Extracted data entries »
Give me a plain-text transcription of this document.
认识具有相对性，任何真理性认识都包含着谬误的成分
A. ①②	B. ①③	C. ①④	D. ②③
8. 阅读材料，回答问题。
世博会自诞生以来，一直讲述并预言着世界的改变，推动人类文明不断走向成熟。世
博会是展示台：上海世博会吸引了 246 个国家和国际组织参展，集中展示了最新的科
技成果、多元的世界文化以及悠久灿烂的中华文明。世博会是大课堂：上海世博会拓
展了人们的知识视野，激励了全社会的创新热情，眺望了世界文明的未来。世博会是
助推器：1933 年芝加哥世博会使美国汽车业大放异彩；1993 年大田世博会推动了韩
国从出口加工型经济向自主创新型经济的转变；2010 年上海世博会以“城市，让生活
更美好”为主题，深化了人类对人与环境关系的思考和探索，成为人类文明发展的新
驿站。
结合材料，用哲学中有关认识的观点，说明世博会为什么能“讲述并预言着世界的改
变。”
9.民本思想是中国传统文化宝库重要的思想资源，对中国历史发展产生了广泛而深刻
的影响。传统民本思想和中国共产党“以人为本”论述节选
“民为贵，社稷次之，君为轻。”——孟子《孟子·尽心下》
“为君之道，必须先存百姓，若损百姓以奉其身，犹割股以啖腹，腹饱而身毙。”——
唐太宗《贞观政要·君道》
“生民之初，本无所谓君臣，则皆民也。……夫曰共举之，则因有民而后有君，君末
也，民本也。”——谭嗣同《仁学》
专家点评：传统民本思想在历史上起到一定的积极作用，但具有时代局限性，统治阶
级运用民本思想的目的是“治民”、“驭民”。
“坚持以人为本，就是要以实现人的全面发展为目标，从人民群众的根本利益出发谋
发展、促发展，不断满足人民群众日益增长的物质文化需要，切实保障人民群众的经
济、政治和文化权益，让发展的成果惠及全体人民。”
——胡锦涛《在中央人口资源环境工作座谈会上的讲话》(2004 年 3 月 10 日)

GIVEN REQUEST »
Above are the records; retype every one exactly.

THE RESULT »
Give me a plain-text transcription of this document.
认识具有相对性，任何真理性认识都包含着谬误的成分
A. ①②	B. ①③	C. ①④	D. ②③
8. 阅读材料，回答问题。
世博会自诞生以来，一直讲述并预言着世界的改变，推动人类文明不断走向成熟。世
博会是展示台：上海世博会吸引了 246 个国家和国际组织参展，集中展示了最新的科
技成果、多元的世界文化以及悠久灿烂的中华文明。世博会是大课堂：上海世博会拓
展了人们的知识视野，激励了全社会的创新热情，眺望了世界文明的未来。世博会是
助推器：1933 年芝加哥世博会使美国汽车业大放异彩；1993 年大田世博会推动了韩
国从出口加工型经济向自主创新型经济的转变；2010 年上海世博会以“城市，让生活
更美好”为主题，深化了人类对人与环境关系的思考和探索，成为人类文明发展的新
驿站。
结合材料，用哲学中有关认识的观点，说明世博会为什么能“讲述并预言着世界的改
变。”
9.民本思想是中国传统文化宝库重要的思想资源，对中国历史发展产生了广泛而深刻
的影响。传统民本思想和中国共产党“以人为本”论述节选
“民为贵，社稷次之，君为轻。”——孟子《孟子·尽心下》
“为君之道，必须先存百姓，若损百姓以奉其身，犹割股以啖腹，腹饱而身毙。”——
唐太宗《贞观政要·君道》
“生民之初，本无所谓君臣，则皆民也。……夫曰共举之，则因有民而后有君，君末
也，民本也。”——谭嗣同《仁学》
专家点评：传统民本思想在历史上起到一定的积极作用，但具有时代局限性，统治阶
级运用民本思想的目的是“治民”、“驭民”。
“坚持以人为本，就是要以实现人的全面发展为目标，从人民群众的根本利益出发谋
发展、促发展，不断满足人民群众日益增长的物质文化需要，切实保障人民群众的经
济、政治和文化权益，让发展的成果惠及全体人民。”
——胡锦涛《在中央人口资源环境工作座谈会上的讲话》(2004 年 3 月 10 日)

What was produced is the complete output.